--- start Recorded data ---

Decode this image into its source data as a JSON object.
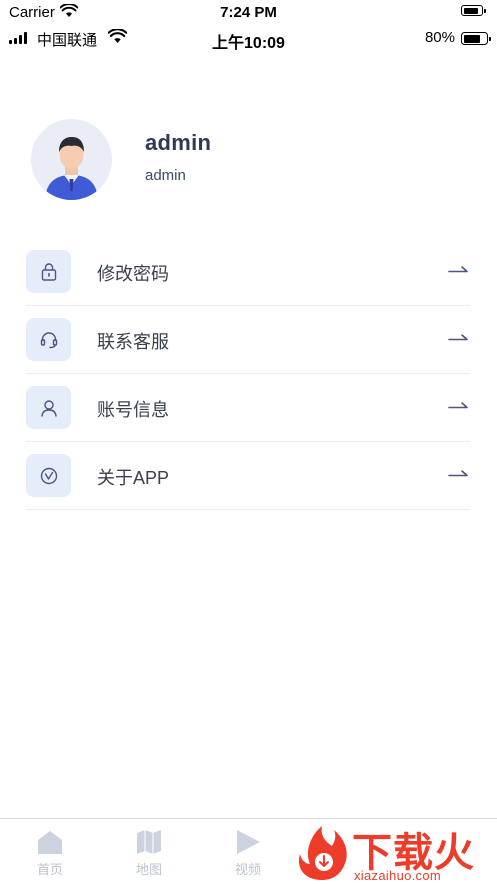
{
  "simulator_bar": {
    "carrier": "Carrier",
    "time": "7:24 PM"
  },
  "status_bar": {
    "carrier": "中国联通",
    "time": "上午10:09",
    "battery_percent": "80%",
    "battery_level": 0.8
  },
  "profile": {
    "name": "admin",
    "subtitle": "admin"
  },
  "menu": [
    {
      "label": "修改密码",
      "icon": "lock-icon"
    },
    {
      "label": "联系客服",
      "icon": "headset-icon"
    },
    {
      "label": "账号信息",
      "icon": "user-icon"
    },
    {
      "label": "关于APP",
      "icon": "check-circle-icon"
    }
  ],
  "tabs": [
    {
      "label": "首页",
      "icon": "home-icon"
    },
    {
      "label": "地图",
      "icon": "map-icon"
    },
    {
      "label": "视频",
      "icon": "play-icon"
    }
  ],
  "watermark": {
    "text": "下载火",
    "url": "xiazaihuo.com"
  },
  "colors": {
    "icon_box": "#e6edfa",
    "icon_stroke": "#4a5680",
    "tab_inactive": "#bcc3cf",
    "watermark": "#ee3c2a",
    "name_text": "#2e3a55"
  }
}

--- end Recorded data ---

■ Problem
Your copy should match the entries exactly, minus the pictures.

■ Answer to this exercise
Decode this image into its source data as a JSON object.
{
  "simulator_bar": {
    "carrier": "Carrier",
    "time": "7:24 PM"
  },
  "status_bar": {
    "carrier": "中国联通",
    "time": "上午10:09",
    "battery_percent": "80%",
    "battery_level": 0.8
  },
  "profile": {
    "name": "admin",
    "subtitle": "admin"
  },
  "menu": [
    {
      "label": "修改密码",
      "icon": "lock-icon"
    },
    {
      "label": "联系客服",
      "icon": "headset-icon"
    },
    {
      "label": "账号信息",
      "icon": "user-icon"
    },
    {
      "label": "关于APP",
      "icon": "check-circle-icon"
    }
  ],
  "tabs": [
    {
      "label": "首页",
      "icon": "home-icon"
    },
    {
      "label": "地图",
      "icon": "map-icon"
    },
    {
      "label": "视频",
      "icon": "play-icon"
    }
  ],
  "watermark": {
    "text": "下载火",
    "url": "xiazaihuo.com"
  },
  "colors": {
    "icon_box": "#e6edfa",
    "icon_stroke": "#4a5680",
    "tab_inactive": "#bcc3cf",
    "watermark": "#ee3c2a",
    "name_text": "#2e3a55"
  }
}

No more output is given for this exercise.